** Start SUPPLIED DATA **
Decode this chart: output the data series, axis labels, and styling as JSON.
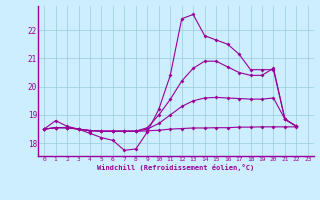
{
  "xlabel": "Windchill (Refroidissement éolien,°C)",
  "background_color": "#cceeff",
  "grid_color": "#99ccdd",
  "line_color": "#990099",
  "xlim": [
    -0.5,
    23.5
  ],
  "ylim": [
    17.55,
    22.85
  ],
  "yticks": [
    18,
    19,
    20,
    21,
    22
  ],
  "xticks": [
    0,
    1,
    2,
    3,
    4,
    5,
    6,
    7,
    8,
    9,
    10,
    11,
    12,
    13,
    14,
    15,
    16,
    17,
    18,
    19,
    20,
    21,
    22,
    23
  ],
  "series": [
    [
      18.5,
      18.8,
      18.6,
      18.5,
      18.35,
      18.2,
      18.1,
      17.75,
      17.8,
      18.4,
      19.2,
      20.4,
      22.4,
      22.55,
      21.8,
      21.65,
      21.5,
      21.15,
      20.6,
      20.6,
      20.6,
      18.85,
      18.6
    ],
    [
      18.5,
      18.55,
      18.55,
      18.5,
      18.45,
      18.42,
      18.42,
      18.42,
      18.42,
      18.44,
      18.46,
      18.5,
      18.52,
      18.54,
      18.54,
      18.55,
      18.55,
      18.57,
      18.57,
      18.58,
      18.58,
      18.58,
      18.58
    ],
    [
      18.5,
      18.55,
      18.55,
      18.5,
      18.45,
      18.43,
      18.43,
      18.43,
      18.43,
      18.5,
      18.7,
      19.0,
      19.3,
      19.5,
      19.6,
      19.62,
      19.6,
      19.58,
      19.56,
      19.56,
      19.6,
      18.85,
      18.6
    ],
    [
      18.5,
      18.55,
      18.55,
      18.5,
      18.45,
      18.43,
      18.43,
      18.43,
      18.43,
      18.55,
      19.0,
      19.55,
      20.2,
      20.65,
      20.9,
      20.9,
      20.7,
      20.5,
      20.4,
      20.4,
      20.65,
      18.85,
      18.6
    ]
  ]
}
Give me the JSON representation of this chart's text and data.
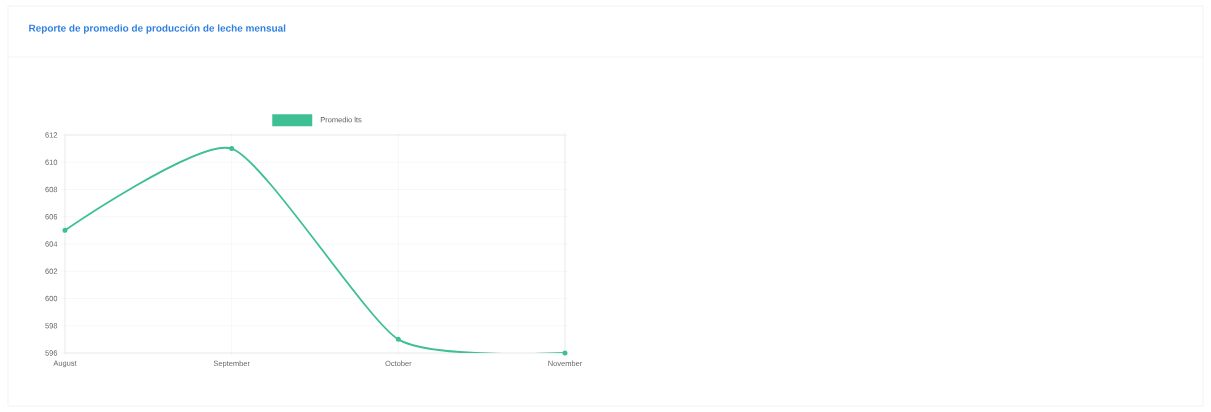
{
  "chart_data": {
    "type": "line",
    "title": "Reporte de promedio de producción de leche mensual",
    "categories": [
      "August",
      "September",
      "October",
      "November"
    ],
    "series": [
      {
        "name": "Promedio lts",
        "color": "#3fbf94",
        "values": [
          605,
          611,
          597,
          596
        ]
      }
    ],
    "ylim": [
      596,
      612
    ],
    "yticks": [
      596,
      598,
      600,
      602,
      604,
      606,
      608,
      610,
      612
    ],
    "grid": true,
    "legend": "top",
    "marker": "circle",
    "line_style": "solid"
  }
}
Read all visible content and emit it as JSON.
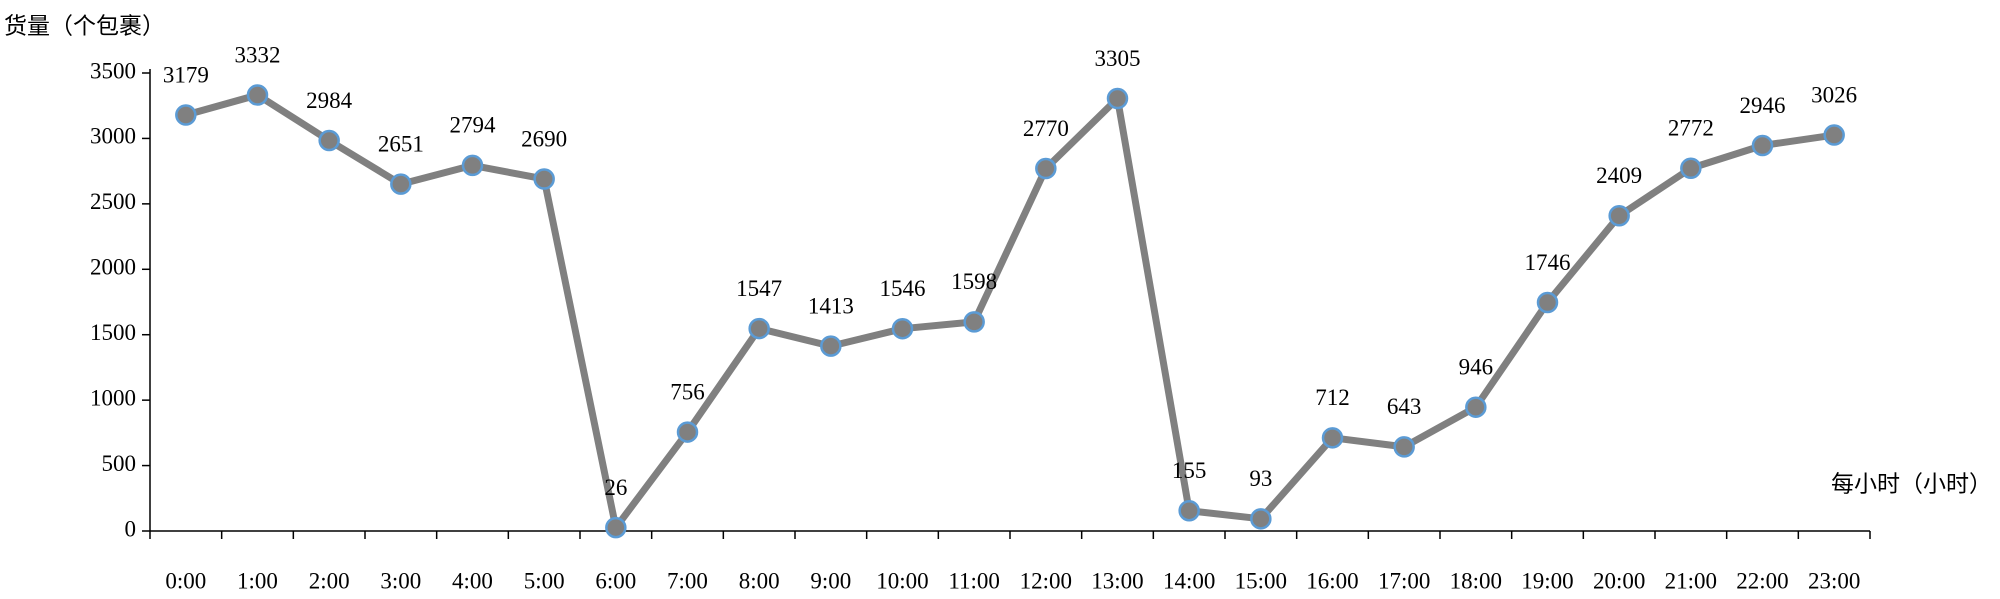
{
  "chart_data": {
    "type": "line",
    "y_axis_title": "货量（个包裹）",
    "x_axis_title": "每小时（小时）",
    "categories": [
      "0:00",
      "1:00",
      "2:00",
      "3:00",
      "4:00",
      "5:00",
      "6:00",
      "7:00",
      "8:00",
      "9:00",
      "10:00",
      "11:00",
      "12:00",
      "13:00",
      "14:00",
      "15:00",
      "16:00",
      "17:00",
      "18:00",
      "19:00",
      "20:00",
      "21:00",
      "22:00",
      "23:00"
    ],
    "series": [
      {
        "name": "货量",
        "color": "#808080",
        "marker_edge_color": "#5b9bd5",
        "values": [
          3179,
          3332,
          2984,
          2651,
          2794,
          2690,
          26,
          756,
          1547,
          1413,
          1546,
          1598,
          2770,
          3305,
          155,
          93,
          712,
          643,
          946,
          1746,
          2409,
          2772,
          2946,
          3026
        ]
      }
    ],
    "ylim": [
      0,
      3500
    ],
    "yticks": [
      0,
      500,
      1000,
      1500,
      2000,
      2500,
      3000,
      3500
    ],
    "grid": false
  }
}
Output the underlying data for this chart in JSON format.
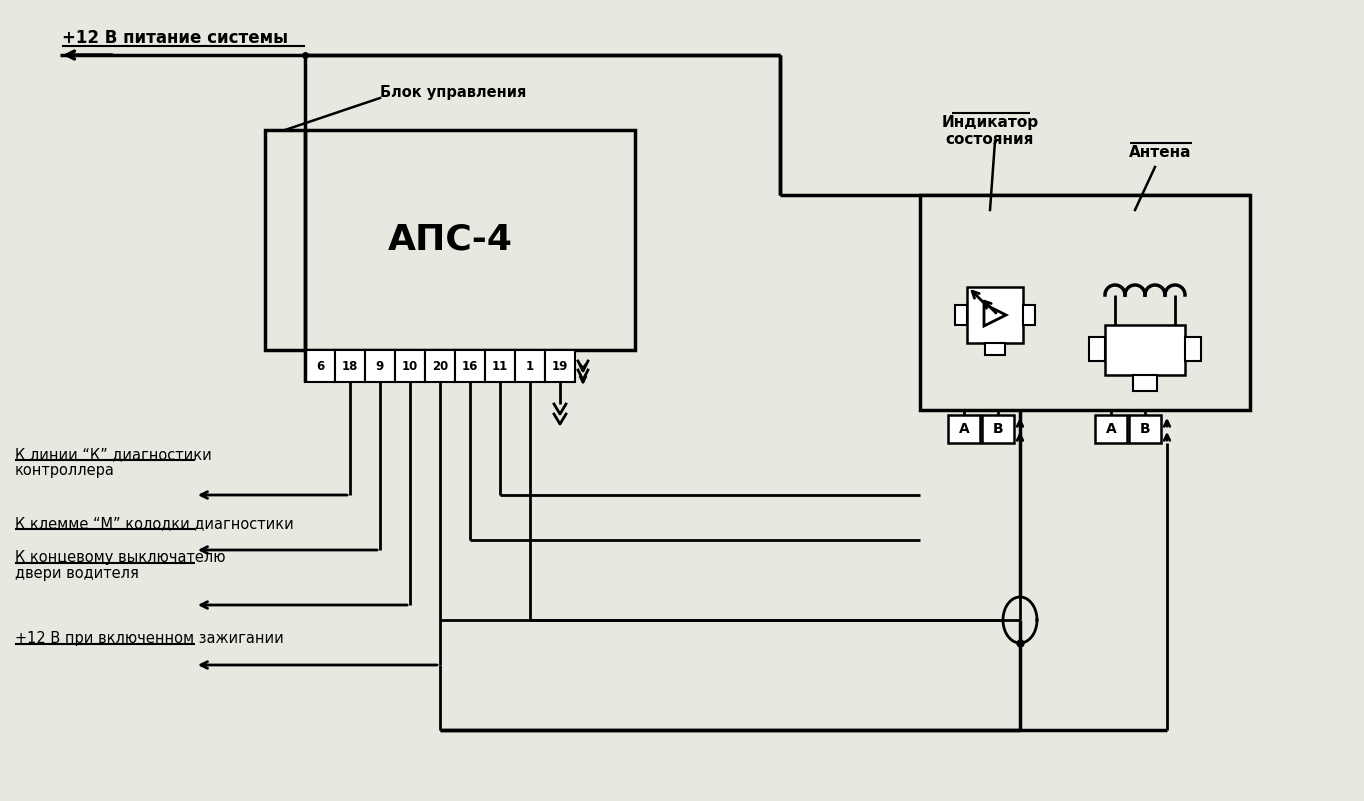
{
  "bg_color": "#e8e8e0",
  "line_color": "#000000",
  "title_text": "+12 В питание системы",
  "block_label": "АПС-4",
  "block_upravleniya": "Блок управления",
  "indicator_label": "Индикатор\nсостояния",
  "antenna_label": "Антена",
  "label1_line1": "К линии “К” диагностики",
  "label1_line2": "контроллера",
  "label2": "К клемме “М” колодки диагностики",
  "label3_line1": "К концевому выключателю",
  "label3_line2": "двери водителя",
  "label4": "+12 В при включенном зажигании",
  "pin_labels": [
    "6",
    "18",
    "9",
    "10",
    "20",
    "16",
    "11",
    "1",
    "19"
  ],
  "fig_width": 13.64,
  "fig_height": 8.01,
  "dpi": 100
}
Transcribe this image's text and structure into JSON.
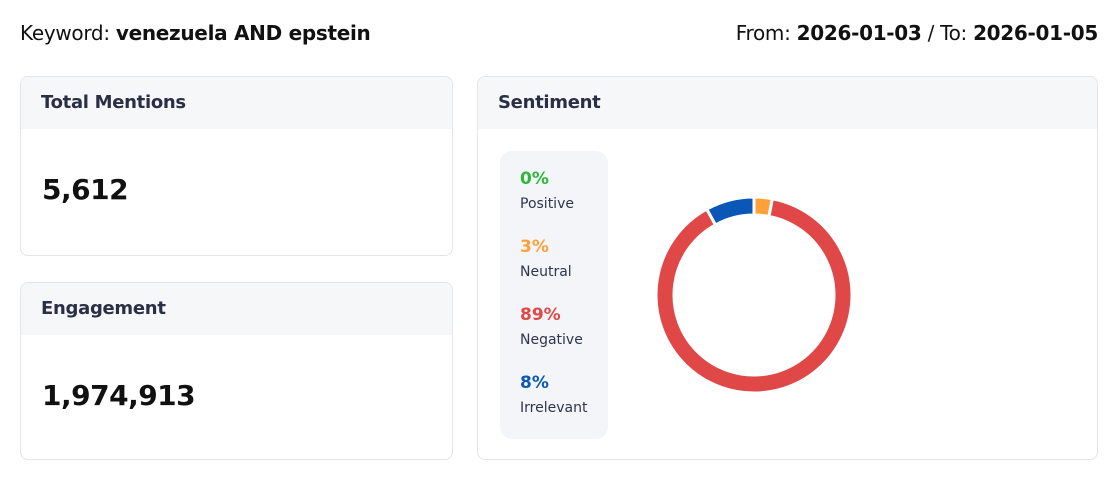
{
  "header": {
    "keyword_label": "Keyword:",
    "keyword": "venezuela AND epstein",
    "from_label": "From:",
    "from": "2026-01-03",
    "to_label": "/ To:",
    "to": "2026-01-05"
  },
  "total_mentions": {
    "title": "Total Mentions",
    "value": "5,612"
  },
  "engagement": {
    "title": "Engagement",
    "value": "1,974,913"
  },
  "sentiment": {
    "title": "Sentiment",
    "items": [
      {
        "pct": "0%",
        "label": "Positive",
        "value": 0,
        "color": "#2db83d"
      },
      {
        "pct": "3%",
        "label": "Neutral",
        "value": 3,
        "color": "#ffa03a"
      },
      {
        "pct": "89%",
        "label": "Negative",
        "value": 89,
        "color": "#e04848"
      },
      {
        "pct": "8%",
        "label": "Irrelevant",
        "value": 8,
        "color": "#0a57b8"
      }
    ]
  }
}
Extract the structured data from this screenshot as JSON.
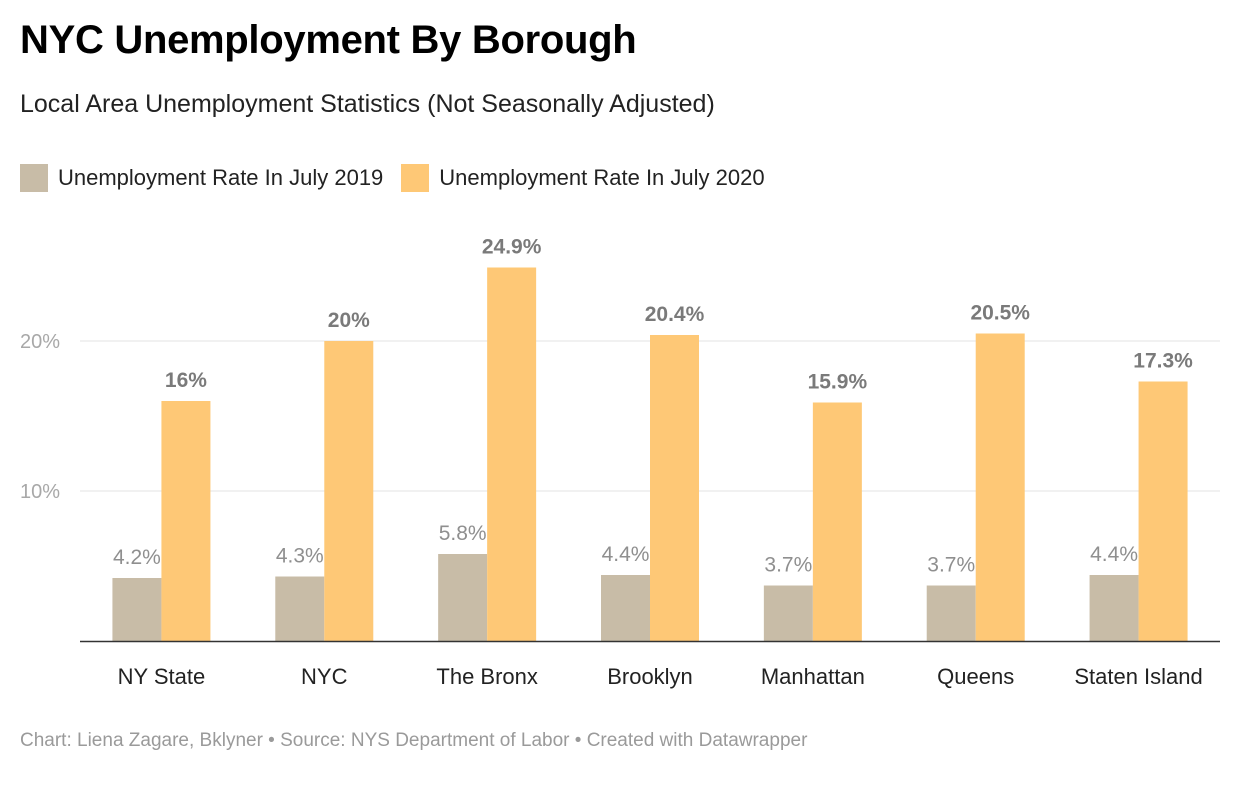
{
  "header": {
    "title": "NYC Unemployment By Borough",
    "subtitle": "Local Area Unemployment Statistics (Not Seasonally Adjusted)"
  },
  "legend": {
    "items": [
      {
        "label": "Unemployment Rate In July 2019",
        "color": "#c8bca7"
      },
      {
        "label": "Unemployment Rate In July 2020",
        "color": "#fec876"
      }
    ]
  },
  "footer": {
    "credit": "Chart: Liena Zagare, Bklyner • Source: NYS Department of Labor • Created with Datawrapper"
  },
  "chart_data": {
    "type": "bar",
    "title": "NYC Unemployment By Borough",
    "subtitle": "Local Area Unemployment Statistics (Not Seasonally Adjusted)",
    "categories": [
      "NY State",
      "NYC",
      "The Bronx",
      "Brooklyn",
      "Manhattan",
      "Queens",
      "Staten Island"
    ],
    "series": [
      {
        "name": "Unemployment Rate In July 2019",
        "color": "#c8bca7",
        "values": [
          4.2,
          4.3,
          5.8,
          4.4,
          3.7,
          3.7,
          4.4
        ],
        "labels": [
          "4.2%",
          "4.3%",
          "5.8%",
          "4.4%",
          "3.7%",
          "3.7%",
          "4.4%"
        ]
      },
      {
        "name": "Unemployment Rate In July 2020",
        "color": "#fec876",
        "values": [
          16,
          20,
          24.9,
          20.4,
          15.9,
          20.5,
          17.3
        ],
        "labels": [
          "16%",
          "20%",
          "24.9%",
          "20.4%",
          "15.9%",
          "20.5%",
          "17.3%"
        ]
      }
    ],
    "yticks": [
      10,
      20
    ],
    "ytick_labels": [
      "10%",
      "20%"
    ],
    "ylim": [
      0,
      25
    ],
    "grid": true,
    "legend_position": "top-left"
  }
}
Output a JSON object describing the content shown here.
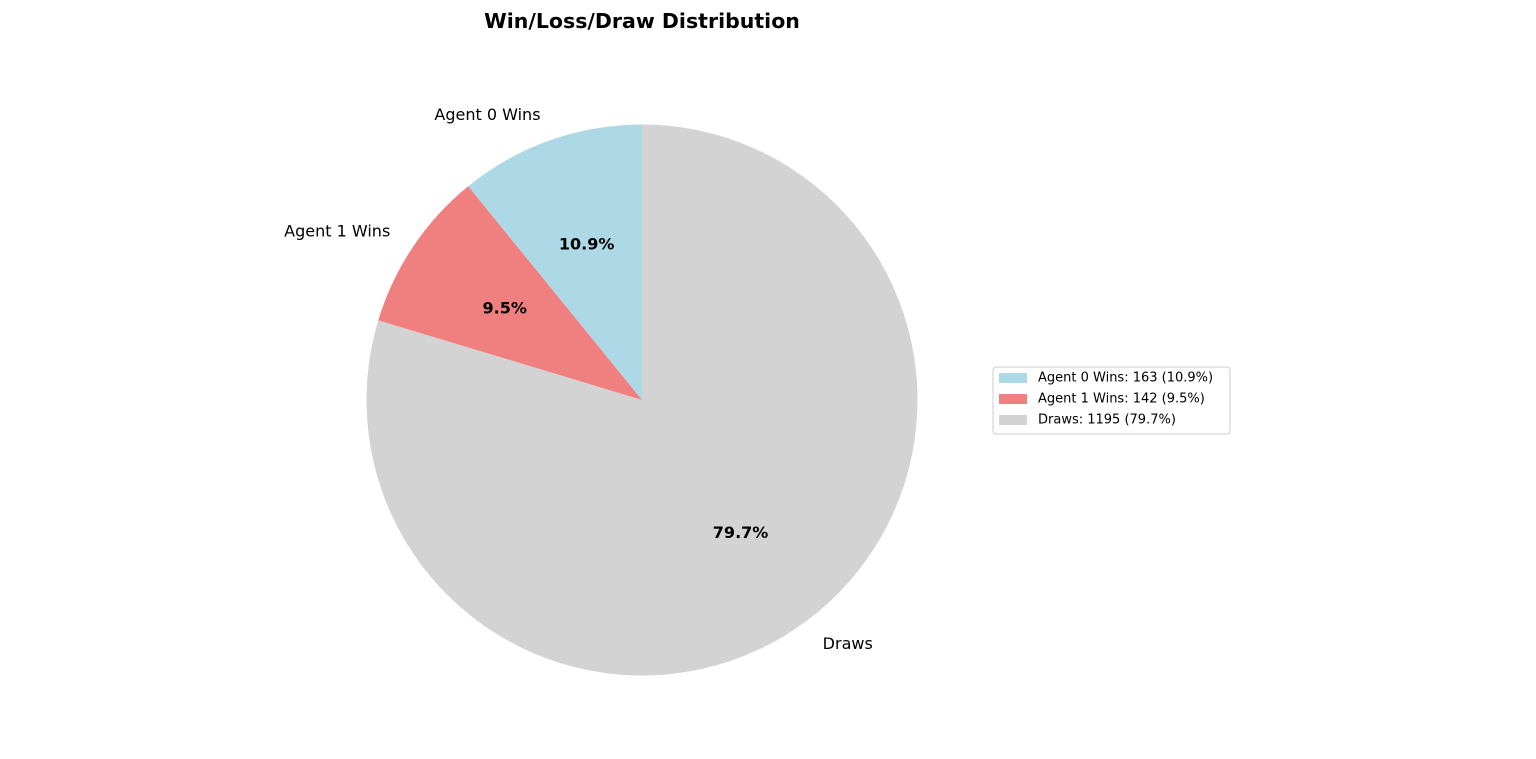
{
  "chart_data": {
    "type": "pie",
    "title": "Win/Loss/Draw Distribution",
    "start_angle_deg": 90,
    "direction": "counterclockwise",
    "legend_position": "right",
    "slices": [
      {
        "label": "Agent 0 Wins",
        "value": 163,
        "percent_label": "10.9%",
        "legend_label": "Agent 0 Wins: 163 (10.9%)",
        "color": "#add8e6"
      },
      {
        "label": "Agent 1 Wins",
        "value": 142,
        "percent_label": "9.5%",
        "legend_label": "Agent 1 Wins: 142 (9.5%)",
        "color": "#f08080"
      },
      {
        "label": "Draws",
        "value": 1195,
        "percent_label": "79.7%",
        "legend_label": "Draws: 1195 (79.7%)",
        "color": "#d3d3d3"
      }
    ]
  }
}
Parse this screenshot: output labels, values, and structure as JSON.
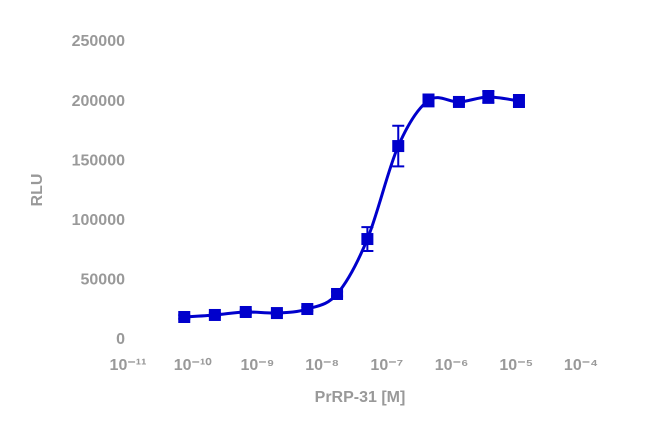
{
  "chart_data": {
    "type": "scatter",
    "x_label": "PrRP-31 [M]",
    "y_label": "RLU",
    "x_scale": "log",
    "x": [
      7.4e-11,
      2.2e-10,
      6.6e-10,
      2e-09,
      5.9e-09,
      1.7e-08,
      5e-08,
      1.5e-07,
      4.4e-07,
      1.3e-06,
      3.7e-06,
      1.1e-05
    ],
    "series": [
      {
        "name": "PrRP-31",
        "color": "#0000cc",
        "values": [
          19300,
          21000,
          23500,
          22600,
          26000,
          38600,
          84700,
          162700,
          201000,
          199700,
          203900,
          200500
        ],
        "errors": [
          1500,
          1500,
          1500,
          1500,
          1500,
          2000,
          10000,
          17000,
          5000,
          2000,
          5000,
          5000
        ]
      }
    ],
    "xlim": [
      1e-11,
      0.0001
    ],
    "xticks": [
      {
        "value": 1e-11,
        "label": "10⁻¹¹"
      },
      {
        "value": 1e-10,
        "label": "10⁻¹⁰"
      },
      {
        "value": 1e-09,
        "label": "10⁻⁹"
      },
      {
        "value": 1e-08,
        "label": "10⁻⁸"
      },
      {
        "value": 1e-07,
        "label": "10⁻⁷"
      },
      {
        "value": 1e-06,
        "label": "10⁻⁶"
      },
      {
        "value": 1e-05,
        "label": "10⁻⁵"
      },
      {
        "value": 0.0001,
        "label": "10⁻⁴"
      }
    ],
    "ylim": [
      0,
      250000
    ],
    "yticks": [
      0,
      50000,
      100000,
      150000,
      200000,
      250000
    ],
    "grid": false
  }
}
** End SUPPLIED DATA **
● **WHAT IS ASKED**
How many lines of the data contain the word "Statistics"? Answer with the number alone.

● **ANSWER TO THE PROBLEM**
2